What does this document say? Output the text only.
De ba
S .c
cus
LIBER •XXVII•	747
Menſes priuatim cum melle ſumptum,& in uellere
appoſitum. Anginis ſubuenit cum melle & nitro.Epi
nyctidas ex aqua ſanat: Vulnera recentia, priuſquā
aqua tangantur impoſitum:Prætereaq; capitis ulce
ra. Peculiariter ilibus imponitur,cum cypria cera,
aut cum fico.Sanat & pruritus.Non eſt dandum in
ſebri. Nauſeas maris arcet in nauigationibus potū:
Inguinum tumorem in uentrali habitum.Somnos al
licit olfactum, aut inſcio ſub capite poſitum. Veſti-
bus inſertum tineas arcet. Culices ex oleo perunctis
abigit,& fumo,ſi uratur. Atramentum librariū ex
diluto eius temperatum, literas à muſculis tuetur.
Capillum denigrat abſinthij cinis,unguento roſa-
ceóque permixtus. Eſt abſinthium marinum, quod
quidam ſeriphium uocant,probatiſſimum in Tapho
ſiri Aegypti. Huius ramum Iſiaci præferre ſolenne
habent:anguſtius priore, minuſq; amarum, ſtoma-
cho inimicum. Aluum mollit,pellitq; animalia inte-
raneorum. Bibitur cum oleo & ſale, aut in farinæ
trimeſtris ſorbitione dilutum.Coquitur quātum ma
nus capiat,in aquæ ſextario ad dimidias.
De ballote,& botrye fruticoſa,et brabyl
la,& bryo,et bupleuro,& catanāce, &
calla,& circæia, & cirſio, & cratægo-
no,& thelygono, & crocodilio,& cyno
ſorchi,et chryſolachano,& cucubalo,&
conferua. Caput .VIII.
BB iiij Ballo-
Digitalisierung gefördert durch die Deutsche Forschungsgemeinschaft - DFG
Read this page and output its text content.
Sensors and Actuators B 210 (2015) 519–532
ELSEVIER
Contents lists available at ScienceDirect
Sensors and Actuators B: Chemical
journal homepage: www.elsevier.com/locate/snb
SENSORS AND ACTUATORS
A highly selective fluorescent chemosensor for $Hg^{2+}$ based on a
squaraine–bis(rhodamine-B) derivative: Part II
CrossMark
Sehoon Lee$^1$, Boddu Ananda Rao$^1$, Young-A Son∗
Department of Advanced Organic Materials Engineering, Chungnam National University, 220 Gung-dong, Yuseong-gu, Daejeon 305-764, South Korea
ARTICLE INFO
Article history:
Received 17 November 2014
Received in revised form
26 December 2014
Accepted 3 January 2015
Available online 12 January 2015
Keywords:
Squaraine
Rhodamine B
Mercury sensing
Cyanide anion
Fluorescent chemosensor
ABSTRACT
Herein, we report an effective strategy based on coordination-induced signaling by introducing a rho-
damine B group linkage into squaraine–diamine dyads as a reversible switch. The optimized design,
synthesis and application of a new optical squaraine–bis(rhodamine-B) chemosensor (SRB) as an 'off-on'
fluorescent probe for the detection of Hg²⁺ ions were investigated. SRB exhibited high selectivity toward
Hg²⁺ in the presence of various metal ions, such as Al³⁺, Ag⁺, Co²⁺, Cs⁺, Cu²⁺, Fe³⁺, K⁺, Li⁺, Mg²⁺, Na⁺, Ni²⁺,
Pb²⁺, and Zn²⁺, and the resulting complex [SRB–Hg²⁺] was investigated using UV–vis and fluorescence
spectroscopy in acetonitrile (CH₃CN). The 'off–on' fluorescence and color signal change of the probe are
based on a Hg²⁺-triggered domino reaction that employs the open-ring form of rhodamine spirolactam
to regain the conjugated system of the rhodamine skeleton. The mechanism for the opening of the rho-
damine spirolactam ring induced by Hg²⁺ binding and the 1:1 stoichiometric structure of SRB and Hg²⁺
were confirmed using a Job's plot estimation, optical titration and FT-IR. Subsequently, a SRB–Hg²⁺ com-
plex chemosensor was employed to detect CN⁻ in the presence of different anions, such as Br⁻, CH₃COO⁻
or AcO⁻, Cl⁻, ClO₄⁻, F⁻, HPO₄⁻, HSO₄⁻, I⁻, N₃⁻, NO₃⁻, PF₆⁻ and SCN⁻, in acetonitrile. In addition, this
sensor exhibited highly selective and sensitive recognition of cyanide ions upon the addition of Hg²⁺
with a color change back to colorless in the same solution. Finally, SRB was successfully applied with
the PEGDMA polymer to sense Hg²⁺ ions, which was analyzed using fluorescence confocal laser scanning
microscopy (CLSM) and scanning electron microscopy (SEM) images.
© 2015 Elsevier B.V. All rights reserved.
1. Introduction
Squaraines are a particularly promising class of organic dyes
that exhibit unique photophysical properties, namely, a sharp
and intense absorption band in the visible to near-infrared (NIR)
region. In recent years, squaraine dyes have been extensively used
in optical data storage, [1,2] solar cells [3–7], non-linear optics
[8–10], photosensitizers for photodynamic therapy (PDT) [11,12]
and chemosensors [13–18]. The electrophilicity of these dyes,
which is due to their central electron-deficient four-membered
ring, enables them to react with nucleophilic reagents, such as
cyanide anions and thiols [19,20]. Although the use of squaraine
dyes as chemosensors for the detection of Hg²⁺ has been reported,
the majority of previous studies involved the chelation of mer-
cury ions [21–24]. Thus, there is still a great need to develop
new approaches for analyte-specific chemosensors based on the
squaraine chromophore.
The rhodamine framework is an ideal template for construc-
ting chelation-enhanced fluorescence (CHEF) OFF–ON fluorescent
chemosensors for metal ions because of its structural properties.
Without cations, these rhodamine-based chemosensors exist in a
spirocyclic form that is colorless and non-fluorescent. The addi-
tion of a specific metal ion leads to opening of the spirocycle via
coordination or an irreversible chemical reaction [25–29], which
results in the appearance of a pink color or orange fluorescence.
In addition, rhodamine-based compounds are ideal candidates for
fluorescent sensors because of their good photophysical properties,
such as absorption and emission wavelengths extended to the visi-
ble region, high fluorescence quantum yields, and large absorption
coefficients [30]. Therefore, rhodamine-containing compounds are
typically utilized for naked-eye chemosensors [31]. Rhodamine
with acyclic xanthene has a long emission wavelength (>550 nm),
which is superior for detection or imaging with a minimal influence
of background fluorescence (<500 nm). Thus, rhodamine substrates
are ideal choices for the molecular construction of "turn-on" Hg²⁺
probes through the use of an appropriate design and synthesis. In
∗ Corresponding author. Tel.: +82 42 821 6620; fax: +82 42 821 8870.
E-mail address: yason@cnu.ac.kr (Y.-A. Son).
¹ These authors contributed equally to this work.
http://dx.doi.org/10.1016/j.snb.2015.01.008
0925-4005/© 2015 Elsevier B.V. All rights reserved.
....
# [Exercise description]
Having read the entries, repeat them all exactly.

# [Expected answer]
What does this document say? Output the text only.
De ba
S .c
cus
LIBER •XXVII•	747
Menſes priuatim cum melle ſumptum,& in uellere
appoſitum. Anginis ſubuenit cum melle & nitro.Epi
nyctidas ex aqua ſanat: Vulnera recentia, priuſquā
aqua tangantur impoſitum:Prætereaq; capitis ulce
ra. Peculiariter ilibus imponitur,cum cypria cera,
aut cum fico.Sanat & pruritus.Non eſt dandum in
ſebri. Nauſeas maris arcet in nauigationibus potū:
Inguinum tumorem in uentrali habitum.Somnos al
licit olfactum, aut inſcio ſub capite poſitum. Veſti-
bus inſertum tineas arcet. Culices ex oleo perunctis
abigit,& fumo,ſi uratur. Atramentum librariū ex
diluto eius temperatum, literas à muſculis tuetur.
Capillum denigrat abſinthij cinis,unguento roſa-
ceóque permixtus. Eſt abſinthium marinum, quod
quidam ſeriphium uocant,probatiſſimum in Tapho
ſiri Aegypti. Huius ramum Iſiaci præferre ſolenne
habent:anguſtius priore, minuſq; amarum, ſtoma-
cho inimicum. Aluum mollit,pellitq; animalia inte-
raneorum. Bibitur cum oleo & ſale, aut in farinæ
trimeſtris ſorbitione dilutum.Coquitur quātum ma
nus capiat,in aquæ ſextario ad dimidias.
De ballote,& botrye fruticoſa,et brabyl
la,& bryo,et bupleuro,& catanāce, &
calla,& circæia, & cirſio, & cratægo-
no,& thelygono, & crocodilio,& cyno
ſorchi,et chryſolachano,& cucubalo,&
conferua. Caput .VIII.
BB iiij Ballo-
Digitalisierung gefördert durch die Deutsche Forschungsgemeinschaft - DFG
Read this page and output its text content.
Sensors and Actuators B 210 (2015) 519–532
ELSEVIER
Contents lists available at ScienceDirect
Sensors and Actuators B: Chemical
journal homepage: www.elsevier.com/locate/snb
SENSORS AND ACTUATORS
A highly selective fluorescent chemosensor for $Hg^{2+}$ based on a
squaraine–bis(rhodamine-B) derivative: Part II
CrossMark
Sehoon Lee$^1$, Boddu Ananda Rao$^1$, Young-A Son∗
Department of Advanced Organic Materials Engineering, Chungnam National University, 220 Gung-dong, Yuseong-gu, Daejeon 305-764, South Korea
ARTICLE INFO
Article history:
Received 17 November 2014
Received in revised form
26 December 2014
Accepted 3 January 2015
Available online 12 January 2015
Keywords:
Squaraine
Rhodamine B
Mercury sensing
Cyanide anion
Fluorescent chemosensor
ABSTRACT
Herein, we report an effective strategy based on coordination-induced signaling by introducing a rho-
damine B group linkage into squaraine–diamine dyads as a reversible switch. The optimized design,
synthesis and application of a new optical squaraine–bis(rhodamine-B) chemosensor (SRB) as an 'off-on'
fluorescent probe for the detection of Hg²⁺ ions were investigated. SRB exhibited high selectivity toward
Hg²⁺ in the presence of various metal ions, such as Al³⁺, Ag⁺, Co²⁺, Cs⁺, Cu²⁺, Fe³⁺, K⁺, Li⁺, Mg²⁺, Na⁺, Ni²⁺,
Pb²⁺, and Zn²⁺, and the resulting complex [SRB–Hg²⁺] was investigated using UV–vis and fluorescence
spectroscopy in acetonitrile (CH₃CN). The 'off–on' fluorescence and color signal change of the probe are
based on a Hg²⁺-triggered domino reaction that employs the open-ring form of rhodamine spirolactam
to regain the conjugated system of the rhodamine skeleton. The mechanism for the opening of the rho-
damine spirolactam ring induced by Hg²⁺ binding and the 1:1 stoichiometric structure of SRB and Hg²⁺
were confirmed using a Job's plot estimation, optical titration and FT-IR. Subsequently, a SRB–Hg²⁺ com-
plex chemosensor was employed to detect CN⁻ in the presence of different anions, such as Br⁻, CH₃COO⁻
or AcO⁻, Cl⁻, ClO₄⁻, F⁻, HPO₄⁻, HSO₄⁻, I⁻, N₃⁻, NO₃⁻, PF₆⁻ and SCN⁻, in acetonitrile. In addition, this
sensor exhibited highly selective and sensitive recognition of cyanide ions upon the addition of Hg²⁺
with a color change back to colorless in the same solution. Finally, SRB was successfully applied with
the PEGDMA polymer to sense Hg²⁺ ions, which was analyzed using fluorescence confocal laser scanning
microscopy (CLSM) and scanning electron microscopy (SEM) images.
© 2015 Elsevier B.V. All rights reserved.
1. Introduction
Squaraines are a particularly promising class of organic dyes
that exhibit unique photophysical properties, namely, a sharp
and intense absorption band in the visible to near-infrared (NIR)
region. In recent years, squaraine dyes have been extensively used
in optical data storage, [1,2] solar cells [3–7], non-linear optics
[8–10], photosensitizers for photodynamic therapy (PDT) [11,12]
and chemosensors [13–18]. The electrophilicity of these dyes,
which is due to their central electron-deficient four-membered
ring, enables them to react with nucleophilic reagents, such as
cyanide anions and thiols [19,20]. Although the use of squaraine
dyes as chemosensors for the detection of Hg²⁺ has been reported,
the majority of previous studies involved the chelation of mer-
cury ions [21–24]. Thus, there is still a great need to develop
new approaches for analyte-specific chemosensors based on the
squaraine chromophore.
The rhodamine framework is an ideal template for construc-
ting chelation-enhanced fluorescence (CHEF) OFF–ON fluorescent
chemosensors for metal ions because of its structural properties.
Without cations, these rhodamine-based chemosensors exist in a
spirocyclic form that is colorless and non-fluorescent. The addi-
tion of a specific metal ion leads to opening of the spirocycle via
coordination or an irreversible chemical reaction [25–29], which
results in the appearance of a pink color or orange fluorescence.
In addition, rhodamine-based compounds are ideal candidates for
fluorescent sensors because of their good photophysical properties,
such as absorption and emission wavelengths extended to the visi-
ble region, high fluorescence quantum yields, and large absorption
coefficients [30]. Therefore, rhodamine-containing compounds are
typically utilized for naked-eye chemosensors [31]. Rhodamine
with acyclic xanthene has a long emission wavelength (>550 nm),
which is superior for detection or imaging with a minimal influence
of background fluorescence (<500 nm). Thus, rhodamine substrates
are ideal choices for the molecular construction of "turn-on" Hg²⁺
probes through the use of an appropriate design and synthesis. In
∗ Corresponding author. Tel.: +82 42 821 6620; fax: +82 42 821 8870.
E-mail address: yason@cnu.ac.kr (Y.-A. Son).
¹ These authors contributed equally to this work.
http://dx.doi.org/10.1016/j.snb.2015.01.008
0925-4005/© 2015 Elsevier B.V. All rights reserved.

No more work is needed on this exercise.